— start of RECORDS FOR THE EXERCISE —

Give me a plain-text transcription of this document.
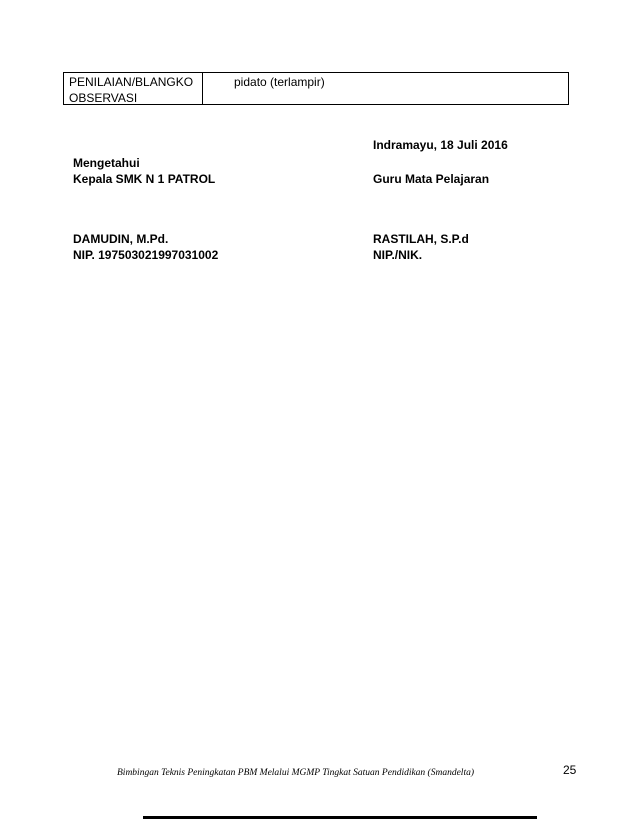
PENILAIAN/BLANGKO
OBSERVASI
pidato (terlampir)
Indramayu, 18 Juli 2016
Mengetahui
Kepala SMK N 1 PATROL	Guru Mata Pelajaran
DAMUDIN, M.Pd.
NIP. 197503021997031002
RASTILAH, S.P.d
NIP./NIK.
Bimbingan Teknis Peningkatan PBM Melalui MGMP Tingkat Satuan Pendidikan (Smandelta)	25
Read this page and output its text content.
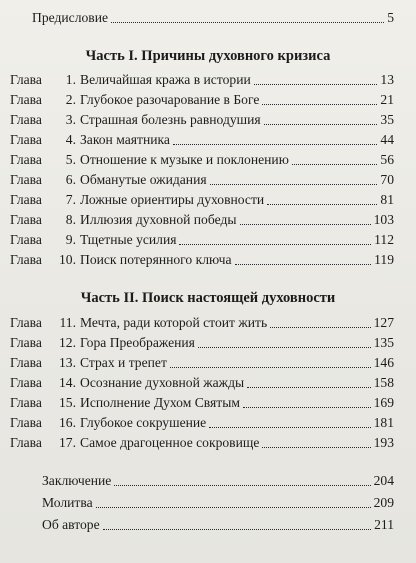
Предисловие	5
Часть I. Причины духовного кризиса
Глава	1. Величайшая кража в истории	13
Глава	2. Глубокое разочарование в Боге	21
Глава	3. Страшная болезнь равнодушия	35
Глава	4. Закон маятника	44
Глава	5. Отношение к музыке и поклонению	56
Глава	6. Обманутые ожидания	70
Глава	7. Ложные ориентиры духовности	81
Глава	8. Иллюзия духовной победы	103
Глава	9. Тщетные усилия	112
Глава	10. Поиск потерянного ключа	119
Часть II. Поиск настоящей духовности
Глава	11. Мечта, ради которой стоит жить	127
Глава	12. Гора Преображения	135
Глава	13. Страх и трепет	146
Глава	14. Осознание духовной жажды	158
Глава	15. Исполнение Духом Святым	169
Глава	16. Глубокое сокрушение	181
Глава	17. Самое драгоценное сокровище	193
Заключение	204
Молитва	209
Об авторе	211
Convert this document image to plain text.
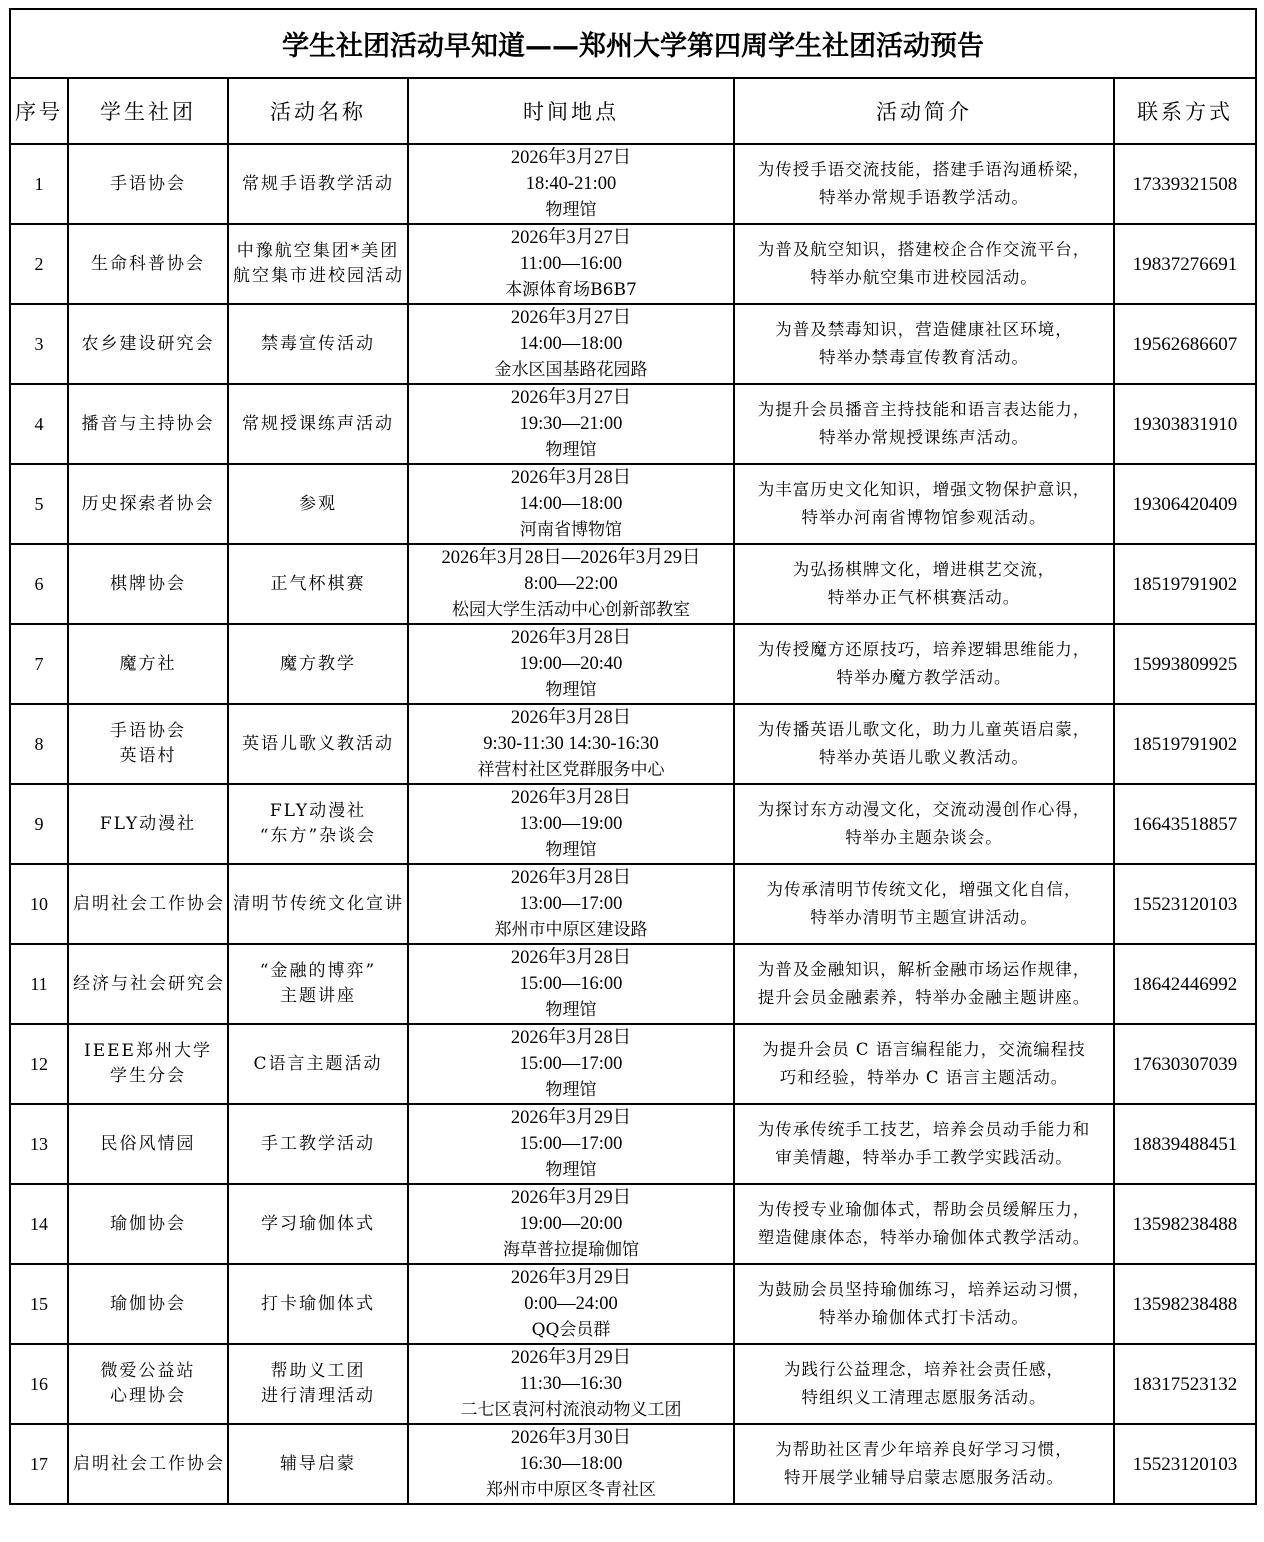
学生社团活动早知道——郑州大学第四周学生社团活动预告					
序号	学生社团	活动名称	时间地点	活动简介	联系方式
1	手语协会	常规手语教学活动	2026年3月27日
18:40-21:00
物理馆	为传授手语交流技能，搭建手语沟通桥梁，
特举办常规手语教学活动。	17339321508
2	生命科普协会	中豫航空集团*美团
航空集市进校园活动	2026年3月27日
11:00—16:00
本源体育场B6B7	为普及航空知识，搭建校企合作交流平台，
特举办航空集市进校园活动。	19837276691
3	农乡建设研究会	禁毒宣传活动	2026年3月27日
14:00—18:00
金水区国基路花园路	为普及禁毒知识，营造健康社区环境，
特举办禁毒宣传教育活动。	19562686607
4	播音与主持协会	常规授课练声活动	2026年3月27日
19:30—21:00
物理馆	为提升会员播音主持技能和语言表达能力，
特举办常规授课练声活动。	19303831910
5	历史探索者协会	参观	2026年3月28日
14:00—18:00
河南省博物馆	为丰富历史文化知识，增强文物保护意识，
特举办河南省博物馆参观活动。	19306420409
6	棋牌协会	正气杯棋赛	2026年3月28日—2026年3月29日
8:00—22:00
松园大学生活动中心创新部教室	为弘扬棋牌文化，增进棋艺交流，
特举办正气杯棋赛活动。	18519791902
7	魔方社	魔方教学	2026年3月28日
19:00—20:40
物理馆	为传授魔方还原技巧，培养逻辑思维能力，
特举办魔方教学活动。	15993809925
8	手语协会
英语村	英语儿歌义教活动	2026年3月28日
9:30-11:30 14:30-16:30
祥营村社区党群服务中心	为传播英语儿歌文化，助力儿童英语启蒙，
特举办英语儿歌义教活动。	18519791902
9	FLY动漫社	FLY动漫社
“东方”杂谈会	2026年3月28日
13:00—19:00
物理馆	为探讨东方动漫文化，交流动漫创作心得，
特举办主题杂谈会。	16643518857
10	启明社会工作协会	清明节传统文化宣讲	2026年3月28日
13:00—17:00
郑州市中原区建设路	为传承清明节传统文化，增强文化自信，
特举办清明节主题宣讲活动。	15523120103
11	经济与社会研究会	“金融的博弈”
主题讲座	2026年3月28日
15:00—16:00
物理馆	为普及金融知识，解析金融市场运作规律，
提升会员金融素养，特举办金融主题讲座。	18642446992
12	IEEE郑州大学
学生分会	C语言主题活动	2026年3月28日
15:00—17:00
物理馆	为提升会员 C 语言编程能力，交流编程技
巧和经验，特举办 C 语言主题活动。	17630307039
13	民俗风情园	手工教学活动	2026年3月29日
15:00—17:00
物理馆	为传承传统手工技艺，培养会员动手能力和
审美情趣，特举办手工教学实践活动。	18839488451
14	瑜伽协会	学习瑜伽体式	2026年3月29日
19:00—20:00
海草普拉提瑜伽馆	为传授专业瑜伽体式，帮助会员缓解压力，
塑造健康体态，特举办瑜伽体式教学活动。	13598238488
15	瑜伽协会	打卡瑜伽体式	2026年3月29日
0:00—24:00
QQ会员群	为鼓励会员坚持瑜伽练习，培养运动习惯，
特举办瑜伽体式打卡活动。	13598238488
16	微爱公益站
心理协会	帮助义工团
进行清理活动	2026年3月29日
11:30—16:30
二七区袁河村流浪动物义工团	为践行公益理念，培养社会责任感，
特组织义工清理志愿服务活动。	18317523132
17	启明社会工作协会	辅导启蒙	2026年3月30日
16:30—18:00
郑州市中原区冬青社区	为帮助社区青少年培养良好学习习惯，
特开展学业辅导启蒙志愿服务活动。	15523120103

— end of RECORDS FOR THE EXERCISE —

*BRIEF*
Please list every line of the records that contains "Глубокое".

*EXERCISE RESULT*
Глава	2. Глубокое разочарование в Боге	21
Глава	16. Глубокое сокрушение	181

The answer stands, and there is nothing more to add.